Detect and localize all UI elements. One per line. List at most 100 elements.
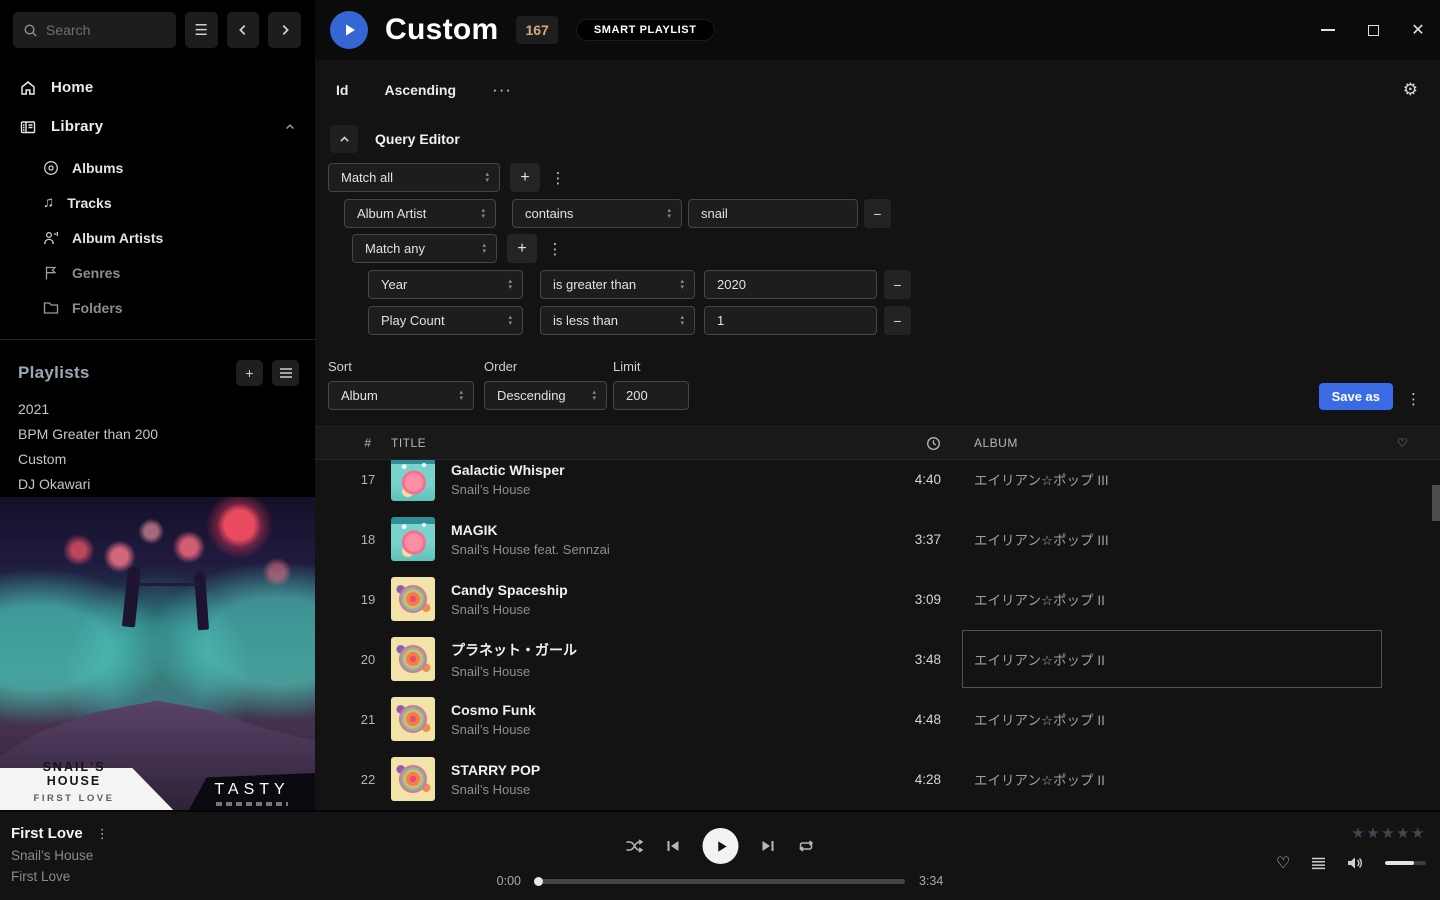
- sidebar-library-item[interactable]: ♫ Tracks: [0, 185, 315, 220]
- album-cell[interactable]: エイリアン☆ポップ III: [974, 510, 1380, 568]
- volume-icon[interactable]: [1347, 856, 1364, 870]
- sidebar-library-item[interactable]: Genres: [0, 255, 315, 290]
- playlist-item[interactable]: 2021: [18, 396, 297, 421]
- operator-select[interactable]: contains: [512, 199, 682, 228]
- add-rule-button[interactable]: +: [510, 163, 540, 192]
- match-select[interactable]: Match any: [352, 234, 497, 263]
- more-options-icon[interactable]: ···: [492, 80, 512, 100]
- now-playing-title[interactable]: First Love: [11, 825, 83, 842]
- sidebar-library-item[interactable]: Albums: [0, 150, 315, 185]
- field-select[interactable]: Album Artist: [344, 199, 496, 228]
- table-row[interactable]: 18 MAGIK Snail’s House feat. Sennzai 3:3…: [315, 509, 1440, 569]
- track-title[interactable]: Candy Spaceship: [451, 582, 871, 598]
- column-duration[interactable]: [926, 436, 941, 451]
- table-row[interactable]: 21 Cosmo Funk Snail’s House 4:48 エイリアン☆ポ…: [315, 689, 1440, 749]
- playlist-item[interactable]: Custom: [18, 446, 297, 471]
- album-cell[interactable]: エイリアン☆ポップ II: [974, 750, 1380, 808]
- seek-slider[interactable]: [535, 879, 905, 884]
- track-title[interactable]: STARRY POP: [451, 762, 871, 778]
- menu-button[interactable]: ☰: [185, 12, 218, 48]
- now-playing-artist[interactable]: Snail’s House: [11, 848, 109, 863]
- operator-select[interactable]: is greater than: [540, 270, 695, 299]
- track-artist[interactable]: Snail’s House: [451, 664, 871, 679]
- track-artist[interactable]: Snail’s House: [451, 602, 871, 617]
- previous-button[interactable]: [666, 839, 681, 853]
- repeat-button[interactable]: [798, 839, 815, 853]
- column-favorite-heart-icon[interactable]: ♡: [1397, 436, 1408, 450]
- field-select[interactable]: Year: [368, 270, 523, 299]
- group-menu-icon[interactable]: ⋮: [548, 169, 568, 187]
- playlist-list-button[interactable]: [272, 360, 299, 386]
- minimize-button[interactable]: [1320, 22, 1336, 38]
- track-title[interactable]: プラネット・ガール: [451, 640, 871, 660]
- remove-rule-button[interactable]: −: [884, 270, 911, 299]
- value-input[interactable]: [688, 199, 858, 228]
- playlist-item[interactable]: BPM Greater than 200: [18, 421, 297, 446]
- track-artist[interactable]: Snail’s House feat. Sennzai: [451, 542, 871, 557]
- volume-slider[interactable]: [1385, 861, 1426, 865]
- match-select[interactable]: Match all: [328, 163, 500, 192]
- album-cell[interactable]: エイリアン☆ポップ II: [974, 690, 1380, 748]
- search-field[interactable]: [46, 22, 156, 38]
- maximize-button[interactable]: [1365, 22, 1381, 38]
- track-title[interactable]: Cosmo Funk: [451, 702, 871, 718]
- shuffle-button[interactable]: [626, 838, 644, 854]
- play-pause-button[interactable]: [703, 828, 739, 864]
- sort-direction-button[interactable]: Ascending: [384, 82, 456, 98]
- seek-handle[interactable]: [534, 877, 543, 886]
- table-row[interactable]: 22 STARRY POP Snail’s House 4:28 エイリアン☆ポ…: [315, 749, 1440, 809]
- save-as-button[interactable]: Save as: [1319, 383, 1393, 410]
- order-select[interactable]: Descending: [484, 381, 607, 410]
- sort-field-button[interactable]: Id: [336, 82, 348, 98]
- album-cell[interactable]: エイリアン☆ポップ III: [974, 460, 1380, 508]
- playlist-item[interactable]: DJ Okawari: [18, 471, 297, 496]
- sort-select[interactable]: Album: [328, 381, 474, 410]
- sidebar-library-item[interactable]: Folders: [0, 290, 315, 325]
- next-button[interactable]: [761, 839, 776, 853]
- track-title[interactable]: Galactic Whisper: [451, 462, 871, 478]
- column-index[interactable]: #: [345, 436, 391, 450]
- sidebar-item-library[interactable]: Library: [0, 107, 315, 146]
- query-editor-collapse-button[interactable]: [330, 125, 358, 153]
- group-menu-icon[interactable]: ⋮: [545, 240, 565, 258]
- track-title[interactable]: MAGIK: [451, 522, 871, 538]
- add-playlist-button[interactable]: +: [236, 360, 263, 386]
- collapse-library-icon[interactable]: [284, 121, 296, 133]
- column-album[interactable]: ALBUM: [974, 436, 1380, 450]
- save-menu-icon[interactable]: ⋮: [1406, 390, 1421, 408]
- remove-rule-button[interactable]: −: [884, 306, 911, 335]
- remove-rule-button[interactable]: −: [864, 199, 891, 228]
- sidebar-item-home[interactable]: Home: [0, 68, 315, 107]
- album-cell[interactable]: エイリアン☆ポップ II: [962, 630, 1382, 688]
- scrollbar-thumb[interactable]: [1432, 485, 1440, 521]
- track-artist[interactable]: Snail’s House: [451, 722, 871, 737]
- gear-icon[interactable]: ⚙: [1403, 80, 1418, 100]
- limit-input[interactable]: [613, 381, 689, 410]
- value-input[interactable]: [704, 270, 877, 299]
- value-input[interactable]: [704, 306, 877, 335]
- play-playlist-button[interactable]: [330, 11, 368, 49]
- close-button[interactable]: ✕: [1410, 22, 1426, 38]
- add-rule-button[interactable]: +: [507, 234, 537, 263]
- now-playing-menu-icon[interactable]: ⋮: [96, 826, 109, 842]
- nav-forward-button[interactable]: [268, 12, 301, 48]
- now-playing-album[interactable]: First Love: [11, 869, 109, 884]
- album-cell[interactable]: エイリアン☆ポップ II: [974, 570, 1380, 628]
- track-index: 17: [345, 472, 391, 487]
- queue-button[interactable]: [1311, 857, 1326, 870]
- table-row[interactable]: 19 Candy Spaceship Snail’s House 3:09 エイ…: [315, 569, 1440, 629]
- track-artist[interactable]: Snail’s House: [451, 482, 871, 497]
- track-index: 18: [345, 532, 391, 547]
- operator-select[interactable]: is less than: [540, 306, 695, 335]
- favorite-button[interactable]: ♡: [1276, 853, 1290, 873]
- now-playing-artwork[interactable]: SNAIL'S HOUSE FIRST LOVE TASTY: [0, 497, 315, 810]
- track-artist[interactable]: Snail’s House: [451, 782, 871, 797]
- rating-stars[interactable]: ★★★★★: [1276, 824, 1426, 842]
- nav-back-button[interactable]: [227, 12, 260, 48]
- sidebar-library-item[interactable]: Album Artists: [0, 220, 315, 255]
- table-row[interactable]: 20 プラネット・ガール Snail’s House 3:48 エイリアン☆ポッ…: [315, 629, 1440, 689]
- column-title[interactable]: TITLE: [391, 436, 871, 450]
- field-select[interactable]: Play Count: [368, 306, 523, 335]
- search-input[interactable]: [13, 12, 176, 48]
- table-row[interactable]: 17 Galactic Whisper Snail’s House 4:40 エ…: [315, 460, 1440, 509]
******
* **DESCRIPTION OF THE TASK**
Rewrite all the material above, swapping every "field-select" for "criterion-select" and changing nothing else. Leave the pictures out.

* **WRITTEN ANSWER**
Detect and localize all UI elements. One per line. List at most 100 elements.
- sidebar-library-item[interactable]: ♫ Tracks: [0, 185, 315, 220]
- album-cell[interactable]: エイリアン☆ポップ III: [974, 510, 1380, 568]
- volume-icon[interactable]: [1347, 856, 1364, 870]
- sidebar-library-item[interactable]: Genres: [0, 255, 315, 290]
- playlist-item[interactable]: 2021: [18, 396, 297, 421]
- operator-select[interactable]: contains: [512, 199, 682, 228]
- add-rule-button[interactable]: +: [510, 163, 540, 192]
- match-select[interactable]: Match any: [352, 234, 497, 263]
- more-options-icon[interactable]: ···: [492, 80, 512, 100]
- now-playing-title[interactable]: First Love: [11, 825, 83, 842]
- sidebar-library-item[interactable]: Albums: [0, 150, 315, 185]
- criterion-select[interactable]: Album Artist: [344, 199, 496, 228]
- table-row[interactable]: 18 MAGIK Snail’s House feat. Sennzai 3:3…: [315, 509, 1440, 569]
- track-title[interactable]: Candy Spaceship: [451, 582, 871, 598]
- column-duration[interactable]: [926, 436, 941, 451]
- table-row[interactable]: 21 Cosmo Funk Snail’s House 4:48 エイリアン☆ポ…: [315, 689, 1440, 749]
- playlist-item[interactable]: Custom: [18, 446, 297, 471]
- album-cell[interactable]: エイリアン☆ポップ II: [974, 750, 1380, 808]
- seek-slider[interactable]: [535, 879, 905, 884]
- track-title[interactable]: STARRY POP: [451, 762, 871, 778]
- menu-button[interactable]: ☰: [185, 12, 218, 48]
- now-playing-artist[interactable]: Snail’s House: [11, 848, 109, 863]
- operator-select[interactable]: is greater than: [540, 270, 695, 299]
- track-artist[interactable]: Snail’s House: [451, 664, 871, 679]
- track-artist[interactable]: Snail’s House: [451, 602, 871, 617]
- previous-button[interactable]: [666, 839, 681, 853]
- repeat-button[interactable]: [798, 839, 815, 853]
- column-favorite-heart-icon[interactable]: ♡: [1397, 436, 1408, 450]
- criterion-select[interactable]: Year: [368, 270, 523, 299]
- group-menu-icon[interactable]: ⋮: [548, 169, 568, 187]
- playlist-list-button[interactable]: [272, 360, 299, 386]
- minimize-button[interactable]: [1320, 22, 1336, 38]
- track-title[interactable]: プラネット・ガール: [451, 640, 871, 660]
- remove-rule-button[interactable]: −: [884, 270, 911, 299]
- value-input[interactable]: [688, 199, 858, 228]
- playlist-item[interactable]: BPM Greater than 200: [18, 421, 297, 446]
- track-artist[interactable]: Snail’s House feat. Sennzai: [451, 542, 871, 557]
- volume-slider[interactable]: [1385, 861, 1426, 865]
- match-select[interactable]: Match all: [328, 163, 500, 192]
- album-cell[interactable]: エイリアン☆ポップ II: [974, 690, 1380, 748]
- search-field[interactable]: [46, 22, 156, 38]
- maximize-button[interactable]: [1365, 22, 1381, 38]
- track-title[interactable]: Cosmo Funk: [451, 702, 871, 718]
- shuffle-button[interactable]: [626, 838, 644, 854]
- play-pause-button[interactable]: [703, 828, 739, 864]
- sort-direction-button[interactable]: Ascending: [384, 82, 456, 98]
- seek-handle[interactable]: [534, 877, 543, 886]
- table-row[interactable]: 22 STARRY POP Snail’s House 4:28 エイリアン☆ポ…: [315, 749, 1440, 809]
- save-as-button[interactable]: Save as: [1319, 383, 1393, 410]
- order-select[interactable]: Descending: [484, 381, 607, 410]
- sort-field-button[interactable]: Id: [336, 82, 348, 98]
- album-cell[interactable]: エイリアン☆ポップ III: [974, 460, 1380, 508]
- playlist-item[interactable]: DJ Okawari: [18, 471, 297, 496]
- sort-select[interactable]: Album: [328, 381, 474, 410]
- sidebar-library-item[interactable]: Folders: [0, 290, 315, 325]
- next-button[interactable]: [761, 839, 776, 853]
- track-title[interactable]: Galactic Whisper: [451, 462, 871, 478]
- column-index[interactable]: #: [345, 436, 391, 450]
- sidebar-item-library[interactable]: Library: [0, 107, 315, 146]
- query-editor-collapse-button[interactable]: [330, 125, 358, 153]
- group-menu-icon[interactable]: ⋮: [545, 240, 565, 258]
- track-title[interactable]: MAGIK: [451, 522, 871, 538]
- add-playlist-button[interactable]: +: [236, 360, 263, 386]
- collapse-library-icon[interactable]: [284, 121, 296, 133]
- column-album[interactable]: ALBUM: [974, 436, 1380, 450]
- save-menu-icon[interactable]: ⋮: [1406, 390, 1421, 408]
- remove-rule-button[interactable]: −: [884, 306, 911, 335]
- remove-rule-button[interactable]: −: [864, 199, 891, 228]
- sidebar-item-home[interactable]: Home: [0, 68, 315, 107]
- album-cell[interactable]: エイリアン☆ポップ II: [962, 630, 1382, 688]
- scrollbar-thumb[interactable]: [1432, 485, 1440, 521]
- track-artist[interactable]: Snail’s House: [451, 722, 871, 737]
- gear-icon[interactable]: ⚙: [1403, 80, 1418, 100]
- limit-input[interactable]: [613, 381, 689, 410]
- value-input[interactable]: [704, 270, 877, 299]
- value-input[interactable]: [704, 306, 877, 335]
- play-playlist-button[interactable]: [330, 11, 368, 49]
- close-button[interactable]: ✕: [1410, 22, 1426, 38]
- add-rule-button[interactable]: +: [507, 234, 537, 263]
- now-playing-menu-icon[interactable]: ⋮: [96, 826, 109, 842]
- nav-forward-button[interactable]: [268, 12, 301, 48]
- now-playing-album[interactable]: First Love: [11, 869, 109, 884]
- album-cell[interactable]: エイリアン☆ポップ II: [974, 570, 1380, 628]
- track-index: 17: [345, 472, 391, 487]
- queue-button[interactable]: [1311, 857, 1326, 870]
- table-row[interactable]: 19 Candy Spaceship Snail’s House 3:09 エイ…: [315, 569, 1440, 629]
- track-artist[interactable]: Snail’s House: [451, 482, 871, 497]
- track-index: 18: [345, 532, 391, 547]
- operator-select[interactable]: is less than: [540, 306, 695, 335]
- favorite-button[interactable]: ♡: [1276, 853, 1290, 873]
- now-playing-artwork[interactable]: SNAIL'S HOUSE FIRST LOVE TASTY: [0, 497, 315, 810]
- track-artist[interactable]: Snail’s House: [451, 782, 871, 797]
- rating-stars[interactable]: ★★★★★: [1276, 824, 1426, 842]
- nav-back-button[interactable]: [227, 12, 260, 48]
- sidebar-library-item[interactable]: Album Artists: [0, 220, 315, 255]
- table-row[interactable]: 20 プラネット・ガール Snail’s House 3:48 エイリアン☆ポッ…: [315, 629, 1440, 689]
- column-title[interactable]: TITLE: [391, 436, 871, 450]
- criterion-select[interactable]: Play Count: [368, 306, 523, 335]
- search-input[interactable]: [13, 12, 176, 48]
- table-row[interactable]: 17 Galactic Whisper Snail’s House 4:40 エ…: [315, 460, 1440, 509]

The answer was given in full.